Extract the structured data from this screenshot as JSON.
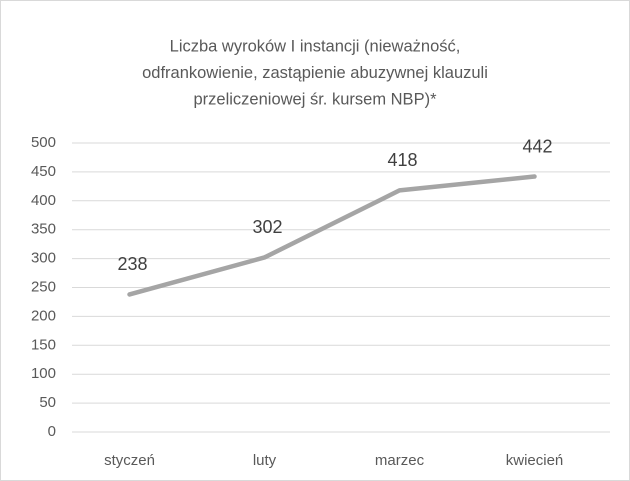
{
  "chart_data": {
    "type": "line",
    "title": [
      "Liczba wyroków I instancji (nieważność,",
      "odfrankowienie, zastąpienie abuzywnej klauzuli",
      "przeliczeniowej śr. kursem NBP)*"
    ],
    "categories": [
      "styczeń",
      "luty",
      "marzec",
      "kwiecień"
    ],
    "values": [
      238,
      302,
      418,
      442
    ],
    "color": "#a5a5a5",
    "ylim": [
      0,
      500
    ],
    "yticks": [
      0,
      50,
      100,
      150,
      200,
      250,
      300,
      350,
      400,
      450,
      500
    ],
    "grid": true
  }
}
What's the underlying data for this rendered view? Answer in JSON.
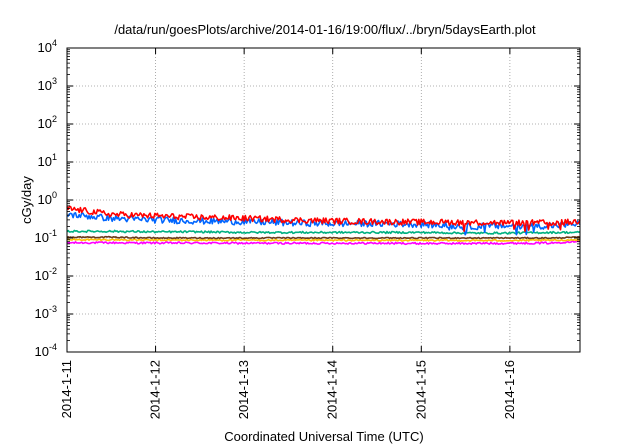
{
  "chart_data": {
    "type": "line",
    "title": "/data/run/goesPlots/archive/2014-01-16/19:00/flux/../bryn/5daysEarth.plot",
    "xlabel": "Coordinated Universal Time (UTC)",
    "ylabel": "cGy/day",
    "yscale": "log",
    "ylim": [
      0.0001,
      10000
    ],
    "y_ticks": [
      {
        "base": "10",
        "exp": "4"
      },
      {
        "base": "10",
        "exp": "3"
      },
      {
        "base": "10",
        "exp": "2"
      },
      {
        "base": "10",
        "exp": "1"
      },
      {
        "base": "10",
        "exp": "0"
      },
      {
        "base": "10",
        "exp": "-1"
      },
      {
        "base": "10",
        "exp": "-2"
      },
      {
        "base": "10",
        "exp": "-3"
      },
      {
        "base": "10",
        "exp": "-4"
      }
    ],
    "xlim": [
      "2014-01-11 00:00",
      "2014-01-16 19:00"
    ],
    "x_ticks": [
      "2014-1-11",
      "2014-1-12",
      "2014-1-13",
      "2014-1-14",
      "2014-1-15",
      "2014-1-16"
    ],
    "grid": true,
    "legend": "none",
    "series": [
      {
        "color": "#ff0000",
        "x": [
          "2014-01-11 00:00",
          "2014-01-11 12:00",
          "2014-01-12 00:00",
          "2014-01-12 12:00",
          "2014-01-13 00:00",
          "2014-01-13 12:00",
          "2014-01-14 00:00",
          "2014-01-14 12:00",
          "2014-01-15 00:00",
          "2014-01-15 12:00",
          "2014-01-16 00:00",
          "2014-01-16 12:00",
          "2014-01-16 19:00"
        ],
        "values": [
          0.6,
          0.42,
          0.38,
          0.35,
          0.33,
          0.3,
          0.28,
          0.27,
          0.26,
          0.26,
          0.25,
          0.25,
          0.27
        ]
      },
      {
        "color": "#0066ff",
        "x": [
          "2014-01-11 00:00",
          "2014-01-11 12:00",
          "2014-01-12 00:00",
          "2014-01-12 12:00",
          "2014-01-13 00:00",
          "2014-01-13 12:00",
          "2014-01-14 00:00",
          "2014-01-14 12:00",
          "2014-01-15 00:00",
          "2014-01-15 12:00",
          "2014-01-16 00:00",
          "2014-01-16 12:00",
          "2014-01-16 19:00"
        ],
        "values": [
          0.42,
          0.33,
          0.3,
          0.28,
          0.27,
          0.25,
          0.24,
          0.24,
          0.23,
          0.2,
          0.21,
          0.21,
          0.24
        ]
      },
      {
        "color": "#00b080",
        "x": [
          "2014-01-11 00:00",
          "2014-01-11 12:00",
          "2014-01-12 00:00",
          "2014-01-12 12:00",
          "2014-01-13 00:00",
          "2014-01-13 12:00",
          "2014-01-14 00:00",
          "2014-01-14 12:00",
          "2014-01-15 00:00",
          "2014-01-15 12:00",
          "2014-01-16 00:00",
          "2014-01-16 12:00",
          "2014-01-16 19:00"
        ],
        "values": [
          0.15,
          0.15,
          0.145,
          0.145,
          0.14,
          0.14,
          0.14,
          0.14,
          0.14,
          0.135,
          0.135,
          0.14,
          0.14
        ]
      },
      {
        "color": "#6b3a1a",
        "x": [
          "2014-01-11 00:00",
          "2014-01-11 12:00",
          "2014-01-12 00:00",
          "2014-01-12 12:00",
          "2014-01-13 00:00",
          "2014-01-13 12:00",
          "2014-01-14 00:00",
          "2014-01-14 12:00",
          "2014-01-15 00:00",
          "2014-01-15 12:00",
          "2014-01-16 00:00",
          "2014-01-16 12:00",
          "2014-01-16 19:00"
        ],
        "values": [
          0.105,
          0.105,
          0.1,
          0.1,
          0.1,
          0.1,
          0.1,
          0.1,
          0.1,
          0.1,
          0.1,
          0.1,
          0.105
        ]
      },
      {
        "color": "#ffc000",
        "x": [
          "2014-01-11 00:00",
          "2014-01-11 12:00",
          "2014-01-12 00:00",
          "2014-01-12 12:00",
          "2014-01-13 00:00",
          "2014-01-13 12:00",
          "2014-01-14 00:00",
          "2014-01-14 12:00",
          "2014-01-15 00:00",
          "2014-01-15 12:00",
          "2014-01-16 00:00",
          "2014-01-16 12:00",
          "2014-01-16 19:00"
        ],
        "values": [
          0.09,
          0.09,
          0.088,
          0.088,
          0.088,
          0.087,
          0.087,
          0.087,
          0.087,
          0.086,
          0.086,
          0.087,
          0.09
        ]
      },
      {
        "color": "#ff00ff",
        "x": [
          "2014-01-11 00:00",
          "2014-01-11 12:00",
          "2014-01-12 00:00",
          "2014-01-12 12:00",
          "2014-01-13 00:00",
          "2014-01-13 12:00",
          "2014-01-14 00:00",
          "2014-01-14 12:00",
          "2014-01-15 00:00",
          "2014-01-15 12:00",
          "2014-01-16 00:00",
          "2014-01-16 12:00",
          "2014-01-16 19:00"
        ],
        "values": [
          0.075,
          0.075,
          0.074,
          0.074,
          0.073,
          0.073,
          0.073,
          0.073,
          0.072,
          0.072,
          0.073,
          0.074,
          0.085
        ]
      }
    ]
  }
}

-=-=-

- **TASK DETAILS**: From the material above, copy everything exactly but the pictures.

- **THE COMPLETED TASK**:
Extract the structured data from this screenshot as JSON.
{
  "chart_data": {
    "type": "line",
    "title": [
      "Liczba wyroków I instancji (nieważność,",
      "odfrankowienie, zastąpienie abuzywnej klauzuli",
      "przeliczeniowej śr. kursem NBP)*"
    ],
    "categories": [
      "styczeń",
      "luty",
      "marzec",
      "kwiecień"
    ],
    "values": [
      238,
      302,
      418,
      442
    ],
    "color": "#a5a5a5",
    "ylim": [
      0,
      500
    ],
    "yticks": [
      0,
      50,
      100,
      150,
      200,
      250,
      300,
      350,
      400,
      450,
      500
    ],
    "grid": true
  }
}
What's the underlying data for this rendered view? Answer in JSON.
{
  "chart_data": {
    "type": "line",
    "title": "/data/run/goesPlots/archive/2014-01-16/19:00/flux/../bryn/5daysEarth.plot",
    "xlabel": "Coordinated Universal Time (UTC)",
    "ylabel": "cGy/day",
    "yscale": "log",
    "ylim": [
      0.0001,
      10000
    ],
    "y_ticks": [
      {
        "base": "10",
        "exp": "4"
      },
      {
        "base": "10",
        "exp": "3"
      },
      {
        "base": "10",
        "exp": "2"
      },
      {
        "base": "10",
        "exp": "1"
      },
      {
        "base": "10",
        "exp": "0"
      },
      {
        "base": "10",
        "exp": "-1"
      },
      {
        "base": "10",
        "exp": "-2"
      },
      {
        "base": "10",
        "exp": "-3"
      },
      {
        "base": "10",
        "exp": "-4"
      }
    ],
    "xlim": [
      "2014-01-11 00:00",
      "2014-01-16 19:00"
    ],
    "x_ticks": [
      "2014-1-11",
      "2014-1-12",
      "2014-1-13",
      "2014-1-14",
      "2014-1-15",
      "2014-1-16"
    ],
    "grid": true,
    "legend": "none",
    "series": [
      {
        "color": "#ff0000",
        "x": [
          "2014-01-11 00:00",
          "2014-01-11 12:00",
          "2014-01-12 00:00",
          "2014-01-12 12:00",
          "2014-01-13 00:00",
          "2014-01-13 12:00",
          "2014-01-14 00:00",
          "2014-01-14 12:00",
          "2014-01-15 00:00",
          "2014-01-15 12:00",
          "2014-01-16 00:00",
          "2014-01-16 12:00",
          "2014-01-16 19:00"
        ],
        "values": [
          0.6,
          0.42,
          0.38,
          0.35,
          0.33,
          0.3,
          0.28,
          0.27,
          0.26,
          0.26,
          0.25,
          0.25,
          0.27
        ]
      },
      {
        "color": "#0066ff",
        "x": [
          "2014-01-11 00:00",
          "2014-01-11 12:00",
          "2014-01-12 00:00",
          "2014-01-12 12:00",
          "2014-01-13 00:00",
          "2014-01-13 12:00",
          "2014-01-14 00:00",
          "2014-01-14 12:00",
          "2014-01-15 00:00",
          "2014-01-15 12:00",
          "2014-01-16 00:00",
          "2014-01-16 12:00",
          "2014-01-16 19:00"
        ],
        "values": [
          0.42,
          0.33,
          0.3,
          0.28,
          0.27,
          0.25,
          0.24,
          0.24,
          0.23,
          0.2,
          0.21,
          0.21,
          0.24
        ]
      },
      {
        "color": "#00b080",
        "x": [
          "2014-01-11 00:00",
          "2014-01-11 12:00",
          "2014-01-12 00:00",
          "2014-01-12 12:00",
          "2014-01-13 00:00",
          "2014-01-13 12:00",
          "2014-01-14 00:00",
          "2014-01-14 12:00",
          "2014-01-15 00:00",
          "2014-01-15 12:00",
          "2014-01-16 00:00",
          "2014-01-16 12:00",
          "2014-01-16 19:00"
        ],
        "values": [
          0.15,
          0.15,
          0.145,
          0.145,
          0.14,
          0.14,
          0.14,
          0.14,
          0.14,
          0.135,
          0.135,
          0.14,
          0.14
        ]
      },
      {
        "color": "#6b3a1a",
        "x": [
          "2014-01-11 00:00",
          "2014-01-11 12:00",
          "2014-01-12 00:00",
          "2014-01-12 12:00",
          "2014-01-13 00:00",
          "2014-01-13 12:00",
          "2014-01-14 00:00",
          "2014-01-14 12:00",
          "2014-01-15 00:00",
          "2014-01-15 12:00",
          "2014-01-16 00:00",
          "2014-01-16 12:00",
          "2014-01-16 19:00"
        ],
        "values": [
          0.105,
          0.105,
          0.1,
          0.1,
          0.1,
          0.1,
          0.1,
          0.1,
          0.1,
          0.1,
          0.1,
          0.1,
          0.105
        ]
      },
      {
        "color": "#ffc000",
        "x": [
          "2014-01-11 00:00",
          "2014-01-11 12:00",
          "2014-01-12 00:00",
          "2014-01-12 12:00",
          "2014-01-13 00:00",
          "2014-01-13 12:00",
          "2014-01-14 00:00",
          "2014-01-14 12:00",
          "2014-01-15 00:00",
          "2014-01-15 12:00",
          "2014-01-16 00:00",
          "2014-01-16 12:00",
          "2014-01-16 19:00"
        ],
        "values": [
          0.09,
          0.09,
          0.088,
          0.088,
          0.088,
          0.087,
          0.087,
          0.087,
          0.087,
          0.086,
          0.086,
          0.087,
          0.09
        ]
      },
      {
        "color": "#ff00ff",
        "x": [
          "2014-01-11 00:00",
          "2014-01-11 12:00",
          "2014-01-12 00:00",
          "2014-01-12 12:00",
          "2014-01-13 00:00",
          "2014-01-13 12:00",
          "2014-01-14 00:00",
          "2014-01-14 12:00",
          "2014-01-15 00:00",
          "2014-01-15 12:00",
          "2014-01-16 00:00",
          "2014-01-16 12:00",
          "2014-01-16 19:00"
        ],
        "values": [
          0.075,
          0.075,
          0.074,
          0.074,
          0.073,
          0.073,
          0.073,
          0.073,
          0.072,
          0.072,
          0.073,
          0.074,
          0.085
        ]
      }
    ]
  }
}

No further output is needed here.